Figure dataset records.

* start *

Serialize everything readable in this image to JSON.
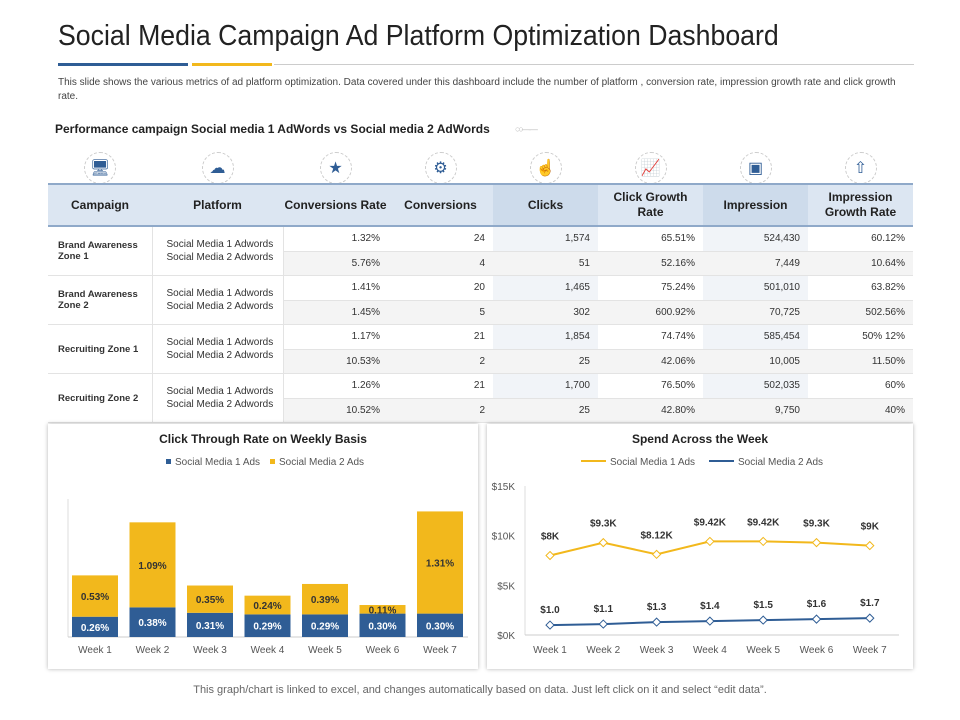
{
  "title": "Social Media Campaign Ad Platform Optimization Dashboard",
  "description": "This slide shows the various metrics of ad platform optimization. Data covered under this dashboard include the number of platform , conversion rate, impression growth rate and click growth rate.",
  "subtitle": "Performance campaign Social media 1 AdWords vs Social media 2 AdWords",
  "colors": {
    "primary": "#2f5d95",
    "accent": "#f2b81c",
    "header_bg": "#dce6f2"
  },
  "header_icons": [
    "monitor-megaphone-icon",
    "network-cloud-icon",
    "team-stars-icon",
    "robot-icon",
    "hand-click-icon",
    "growth-chart-icon",
    "monitor-presentation-icon",
    "bar-arrow-up-icon"
  ],
  "table": {
    "headers": [
      "Campaign",
      "Platform",
      "Conversions Rate",
      "Conversions",
      "Clicks",
      "Click Growth Rate",
      "Impression",
      "Impression Growth Rate"
    ],
    "rows": [
      {
        "campaign": "Brand Awareness Zone 1",
        "platforms": [
          "Social Media 1 Adwords",
          "Social Media 2 Adwords"
        ],
        "values": [
          [
            "1.32%",
            "24",
            "1,574",
            "65.51%",
            "524,430",
            "60.12%"
          ],
          [
            "5.76%",
            "4",
            "51",
            "52.16%",
            "7,449",
            "10.64%"
          ]
        ]
      },
      {
        "campaign": "Brand Awareness Zone 2",
        "platforms": [
          "Social Media 1 Adwords",
          "Social Media 2 Adwords"
        ],
        "values": [
          [
            "1.41%",
            "20",
            "1,465",
            "75.24%",
            "501,010",
            "63.82%"
          ],
          [
            "1.45%",
            "5",
            "302",
            "600.92%",
            "70,725",
            "502.56%"
          ]
        ]
      },
      {
        "campaign": "Recruiting Zone 1",
        "platforms": [
          "Social Media 1 Adwords",
          "Social Media 2 Adwords"
        ],
        "values": [
          [
            "1.17%",
            "21",
            "1,854",
            "74.74%",
            "585,454",
            "50% 12%"
          ],
          [
            "10.53%",
            "2",
            "25",
            "42.06%",
            "10,005",
            "11.50%"
          ]
        ]
      },
      {
        "campaign": "Recruiting Zone 2",
        "platforms": [
          "Social Media 1 Adwords",
          "Social Media 2 Adwords"
        ],
        "values": [
          [
            "1.26%",
            "21",
            "1,700",
            "76.50%",
            "502,035",
            "60%"
          ],
          [
            "10.52%",
            "2",
            "25",
            "42.80%",
            "9,750",
            "40%"
          ]
        ]
      }
    ]
  },
  "chart_data": [
    {
      "type": "bar",
      "stacked": true,
      "title": "Click Through Rate on Weekly Basis",
      "categories": [
        "Week 1",
        "Week 2",
        "Week 3",
        "Week 4",
        "Week 5",
        "Week 6",
        "Week 7"
      ],
      "series": [
        {
          "name": "Social Media 1 Ads",
          "color": "#2f5d95",
          "values": [
            0.26,
            0.38,
            0.31,
            0.29,
            0.29,
            0.3,
            0.3
          ],
          "labels": [
            "0.26%",
            "0.38%",
            "0.31%",
            "0.29%",
            "0.29%",
            "0.30%",
            "0.30%"
          ]
        },
        {
          "name": "Social Media 2 Ads",
          "color": "#f2b81c",
          "values": [
            0.53,
            1.09,
            0.35,
            0.24,
            0.39,
            0.11,
            1.31
          ],
          "labels": [
            "0.53%",
            "1.09%",
            "0.35%",
            "0.24%",
            "0.39%",
            "0.11%",
            "1.31%"
          ]
        }
      ],
      "legend": "top",
      "grid": false
    },
    {
      "type": "line",
      "title": "Spend Across the Week",
      "categories": [
        "Week 1",
        "Week 2",
        "Week 3",
        "Week 4",
        "Week 5",
        "Week 6",
        "Week 7"
      ],
      "yticks": [
        "$0K",
        "$5K",
        "$10K",
        "$15K"
      ],
      "ylim": [
        0,
        15
      ],
      "series": [
        {
          "name": "Social Media 1 Ads",
          "color": "#f2b81c",
          "values": [
            8,
            9.3,
            8.12,
            9.42,
            9.42,
            9.3,
            9
          ],
          "labels": [
            "$8K",
            "$9.3K",
            "$8.12K",
            "$9.42K",
            "$9.42K",
            "$9.3K",
            "$9K"
          ]
        },
        {
          "name": "Social Media 2 Ads",
          "color": "#2f5d95",
          "values": [
            1.0,
            1.1,
            1.3,
            1.4,
            1.5,
            1.6,
            1.7
          ],
          "labels": [
            "$1.0",
            "$1.1",
            "$1.3",
            "$1.4",
            "$1.5",
            "$1.6",
            "$1.7"
          ]
        }
      ],
      "legend": "top",
      "grid": false
    }
  ],
  "footer": "This graph/chart is linked to excel, and changes automatically based on data. Just left click on it and select “edit data”."
}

* end *

EXERCISE OBJECTIVE. The records above must be printed exactly; the pictures stay out.

WRITTEN SOLUTION.
Serialize everything readable in this image to JSON.
{
  "title": "Social Media Campaign Ad Platform Optimization Dashboard",
  "description": "This slide shows the various metrics of ad platform optimization. Data covered under this dashboard include the number of platform , conversion rate, impression growth rate and click growth rate.",
  "subtitle": "Performance campaign Social media 1 AdWords vs Social media 2 AdWords",
  "colors": {
    "primary": "#2f5d95",
    "accent": "#f2b81c",
    "header_bg": "#dce6f2"
  },
  "header_icons": [
    "monitor-megaphone-icon",
    "network-cloud-icon",
    "team-stars-icon",
    "robot-icon",
    "hand-click-icon",
    "growth-chart-icon",
    "monitor-presentation-icon",
    "bar-arrow-up-icon"
  ],
  "table": {
    "headers": [
      "Campaign",
      "Platform",
      "Conversions Rate",
      "Conversions",
      "Clicks",
      "Click Growth Rate",
      "Impression",
      "Impression Growth Rate"
    ],
    "rows": [
      {
        "campaign": "Brand Awareness Zone 1",
        "platforms": [
          "Social Media 1 Adwords",
          "Social Media 2 Adwords"
        ],
        "values": [
          [
            "1.32%",
            "24",
            "1,574",
            "65.51%",
            "524,430",
            "60.12%"
          ],
          [
            "5.76%",
            "4",
            "51",
            "52.16%",
            "7,449",
            "10.64%"
          ]
        ]
      },
      {
        "campaign": "Brand Awareness Zone 2",
        "platforms": [
          "Social Media 1 Adwords",
          "Social Media 2 Adwords"
        ],
        "values": [
          [
            "1.41%",
            "20",
            "1,465",
            "75.24%",
            "501,010",
            "63.82%"
          ],
          [
            "1.45%",
            "5",
            "302",
            "600.92%",
            "70,725",
            "502.56%"
          ]
        ]
      },
      {
        "campaign": "Recruiting Zone 1",
        "platforms": [
          "Social Media 1 Adwords",
          "Social Media 2 Adwords"
        ],
        "values": [
          [
            "1.17%",
            "21",
            "1,854",
            "74.74%",
            "585,454",
            "50% 12%"
          ],
          [
            "10.53%",
            "2",
            "25",
            "42.06%",
            "10,005",
            "11.50%"
          ]
        ]
      },
      {
        "campaign": "Recruiting Zone 2",
        "platforms": [
          "Social Media 1 Adwords",
          "Social Media 2 Adwords"
        ],
        "values": [
          [
            "1.26%",
            "21",
            "1,700",
            "76.50%",
            "502,035",
            "60%"
          ],
          [
            "10.52%",
            "2",
            "25",
            "42.80%",
            "9,750",
            "40%"
          ]
        ]
      }
    ]
  },
  "chart_data": [
    {
      "type": "bar",
      "stacked": true,
      "title": "Click Through Rate on Weekly Basis",
      "categories": [
        "Week 1",
        "Week 2",
        "Week 3",
        "Week 4",
        "Week 5",
        "Week 6",
        "Week 7"
      ],
      "series": [
        {
          "name": "Social Media 1 Ads",
          "color": "#2f5d95",
          "values": [
            0.26,
            0.38,
            0.31,
            0.29,
            0.29,
            0.3,
            0.3
          ],
          "labels": [
            "0.26%",
            "0.38%",
            "0.31%",
            "0.29%",
            "0.29%",
            "0.30%",
            "0.30%"
          ]
        },
        {
          "name": "Social Media 2 Ads",
          "color": "#f2b81c",
          "values": [
            0.53,
            1.09,
            0.35,
            0.24,
            0.39,
            0.11,
            1.31
          ],
          "labels": [
            "0.53%",
            "1.09%",
            "0.35%",
            "0.24%",
            "0.39%",
            "0.11%",
            "1.31%"
          ]
        }
      ],
      "legend": "top",
      "grid": false
    },
    {
      "type": "line",
      "title": "Spend Across the Week",
      "categories": [
        "Week 1",
        "Week 2",
        "Week 3",
        "Week 4",
        "Week 5",
        "Week 6",
        "Week 7"
      ],
      "yticks": [
        "$0K",
        "$5K",
        "$10K",
        "$15K"
      ],
      "ylim": [
        0,
        15
      ],
      "series": [
        {
          "name": "Social Media 1 Ads",
          "color": "#f2b81c",
          "values": [
            8,
            9.3,
            8.12,
            9.42,
            9.42,
            9.3,
            9
          ],
          "labels": [
            "$8K",
            "$9.3K",
            "$8.12K",
            "$9.42K",
            "$9.42K",
            "$9.3K",
            "$9K"
          ]
        },
        {
          "name": "Social Media 2 Ads",
          "color": "#2f5d95",
          "values": [
            1.0,
            1.1,
            1.3,
            1.4,
            1.5,
            1.6,
            1.7
          ],
          "labels": [
            "$1.0",
            "$1.1",
            "$1.3",
            "$1.4",
            "$1.5",
            "$1.6",
            "$1.7"
          ]
        }
      ],
      "legend": "top",
      "grid": false
    }
  ],
  "footer": "This graph/chart is linked to excel, and changes automatically based on data. Just left click on it and select “edit data”."
}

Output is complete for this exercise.